> [QUÉ DEBES HACER]:
(A) ¿Cómo queda el tramo del texto sobre el drifting desde «Origen del Drifting: Japón» hasta «por la conducción.» si lo editas poniendo «vehículos» en lugar de «coches»?
(B) ¿Qué componentes de la estética de coches modificados menciona el texto sobre el drifting?
(C) ¿Puedes seguir escribiendo el texto sobre el drifting desde el punto en que termina?

> [TEXTO PROPORCIONADO]:
¿Qué es el Drifting?

El drifting (o simplemente drift) es una disciplina automovilística que consiste en hacer derrapar el coche de forma controlada mientras se trazan curvas a gran velocidad. Es una combinación de velocidad, precisión y estilo, un fenómeno cultural y un deporte profesional.

Origen del Drifting: Japón años 70 – 80

El nacimiento del drift vino de la mano del piloto profesional Kunimitsu Takahashi, conocido por su estilo agresivo comenzó a ganar popularidad (y carreras) por mantener derrapes muy largos sin perder velocidad.

Este estilo llamó la atención de jóvenes aficionados y corredores callejeros, y pronto surgió una cultura del drift que unía habilidad, coches modificados y pasión por la conducción.

A partir de ahí, en las carreteras de montaña de Japón —las famosas tōge— los jóvenes empezaron a imitar ese estilo. Entre ellos destacó Keiichi Tsuchiya, “El Rey del Drift”, quien elevó el drifting a un nivel técnico y artístico completamente nuevo. Tsuchiya popularizó el movimiento al grabar el icónico vídeo “Pluspy” en 1987, que terminó de convertir el drift en un fenómeno cultural.

El fenómeno se popularizó con vídeos caseros y carreras callejeras, y años más tarde llegó al público global gracias al anime Initial D y a películas como la saga Fast and Furious, donde el drifting se convirtió en sinónimo de adrenalina, velocidad y espectáculo visual.

La cultura del Drift

El drift no solo es un deporte; es una cultura automovilística completa, con estética, estilo y comunidad propia.

El drifting forma parte de:

  • La cultura JDM (Japanese Domestic Market).
  • La escena de street racing japonesa.
  • La estética de coches modificados: suspensiones rígidas, autoblocantes, turbos, kits estéticos, vinilos y llantas ligeras.

> [EXTRACTOS DE ENTRADAS]:

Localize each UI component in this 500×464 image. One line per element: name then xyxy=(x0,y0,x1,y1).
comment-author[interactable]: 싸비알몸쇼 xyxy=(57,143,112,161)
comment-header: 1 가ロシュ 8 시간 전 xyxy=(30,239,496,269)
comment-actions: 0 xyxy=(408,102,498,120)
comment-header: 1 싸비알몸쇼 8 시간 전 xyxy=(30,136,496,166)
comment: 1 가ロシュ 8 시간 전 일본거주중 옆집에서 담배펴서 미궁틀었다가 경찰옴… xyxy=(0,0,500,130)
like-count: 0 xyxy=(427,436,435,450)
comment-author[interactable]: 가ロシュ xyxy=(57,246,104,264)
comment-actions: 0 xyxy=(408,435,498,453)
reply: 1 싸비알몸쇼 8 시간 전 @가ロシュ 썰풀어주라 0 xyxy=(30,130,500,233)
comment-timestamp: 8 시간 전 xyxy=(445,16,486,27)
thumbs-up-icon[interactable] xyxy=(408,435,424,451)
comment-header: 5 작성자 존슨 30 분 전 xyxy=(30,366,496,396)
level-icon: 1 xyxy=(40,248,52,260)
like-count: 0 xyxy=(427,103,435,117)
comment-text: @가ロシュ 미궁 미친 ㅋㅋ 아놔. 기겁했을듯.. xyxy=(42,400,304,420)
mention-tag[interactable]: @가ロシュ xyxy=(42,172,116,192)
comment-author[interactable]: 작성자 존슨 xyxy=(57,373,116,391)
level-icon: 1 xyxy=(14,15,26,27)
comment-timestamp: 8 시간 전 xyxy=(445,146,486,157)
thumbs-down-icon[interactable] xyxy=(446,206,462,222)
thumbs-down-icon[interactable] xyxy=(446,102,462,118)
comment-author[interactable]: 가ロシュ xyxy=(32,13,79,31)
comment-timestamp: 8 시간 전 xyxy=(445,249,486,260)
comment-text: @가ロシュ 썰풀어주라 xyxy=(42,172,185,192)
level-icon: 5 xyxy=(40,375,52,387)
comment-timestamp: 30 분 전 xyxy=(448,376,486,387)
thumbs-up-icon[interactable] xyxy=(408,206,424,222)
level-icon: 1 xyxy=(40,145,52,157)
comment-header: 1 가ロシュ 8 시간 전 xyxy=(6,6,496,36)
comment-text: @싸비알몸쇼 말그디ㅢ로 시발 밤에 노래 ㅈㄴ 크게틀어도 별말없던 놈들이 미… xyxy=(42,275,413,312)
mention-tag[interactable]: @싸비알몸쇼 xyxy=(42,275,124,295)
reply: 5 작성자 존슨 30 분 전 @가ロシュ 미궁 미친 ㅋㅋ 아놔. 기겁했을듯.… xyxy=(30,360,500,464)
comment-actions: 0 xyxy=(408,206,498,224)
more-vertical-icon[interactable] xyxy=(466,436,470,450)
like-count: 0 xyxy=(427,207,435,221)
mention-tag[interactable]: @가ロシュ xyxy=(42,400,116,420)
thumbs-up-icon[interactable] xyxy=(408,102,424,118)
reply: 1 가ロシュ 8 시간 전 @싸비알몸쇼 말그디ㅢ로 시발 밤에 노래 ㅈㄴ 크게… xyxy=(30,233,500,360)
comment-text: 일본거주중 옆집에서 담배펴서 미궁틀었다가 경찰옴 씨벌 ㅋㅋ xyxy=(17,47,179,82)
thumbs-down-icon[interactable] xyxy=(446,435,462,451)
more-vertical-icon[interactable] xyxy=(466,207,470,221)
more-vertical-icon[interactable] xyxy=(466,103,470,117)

> [RESPUESTAS DEL EJERCICIO]:
(A)
Origen del Drifting: Japón años 70 – 80

El nacimiento del drift vino de la mano del piloto profesional Kunimitsu Takahashi, conocido por su estilo agresivo comenzó a ganar popularidad (y carreras) por mantener derrapes muy largos sin perder velocidad.

Este estilo llamó la atención de jóvenes aficionados y corredores callejeros, y pronto surgió una cultura del drift que unía habilidad, vehículos modificados y pasión por la conducción.

(B) Suspensiones rígidas, autoblocantes, turbos, kits estéticos, vinilos y llantas ligeras.

(C)
  • El nacimiento de mangas y animes como Initial D, que globalizaron el fenómeno.

Con el tiempo, el drift se convirtió en una forma de expresión, casi como un baile entre coche, piloto y carretera. La técnica, la precisión y la fluidez son tan importantes como la velocidad.

En España, la comunidad de drifting combina competencias locales, simuladores y videojuegos para mantener viva la cultura del drift. También se corre en carreteras de montaña y zonas industriales de manera clandestina, pero es una práctica peligrosa y penada con fuertes multas.

El drifting como deporte

A diferencia de otras disciplinas del motor, el drifting no se gana por tiempo, sino por estilo y control. En competiciones profesionales, como D1 Grand Prix en Japón o Formula Drift en EE.UU., los pilotos son evaluados por:

  • Línea: seguir el trazado marcado por los jueces.
  • Ángulo: mantener el derrape extremo sin perder control.
  • Velocidad: combinar agresividad y ritmo constante.
  • Estilo: fluidez, humo de los neumáticos y proximidad al rival.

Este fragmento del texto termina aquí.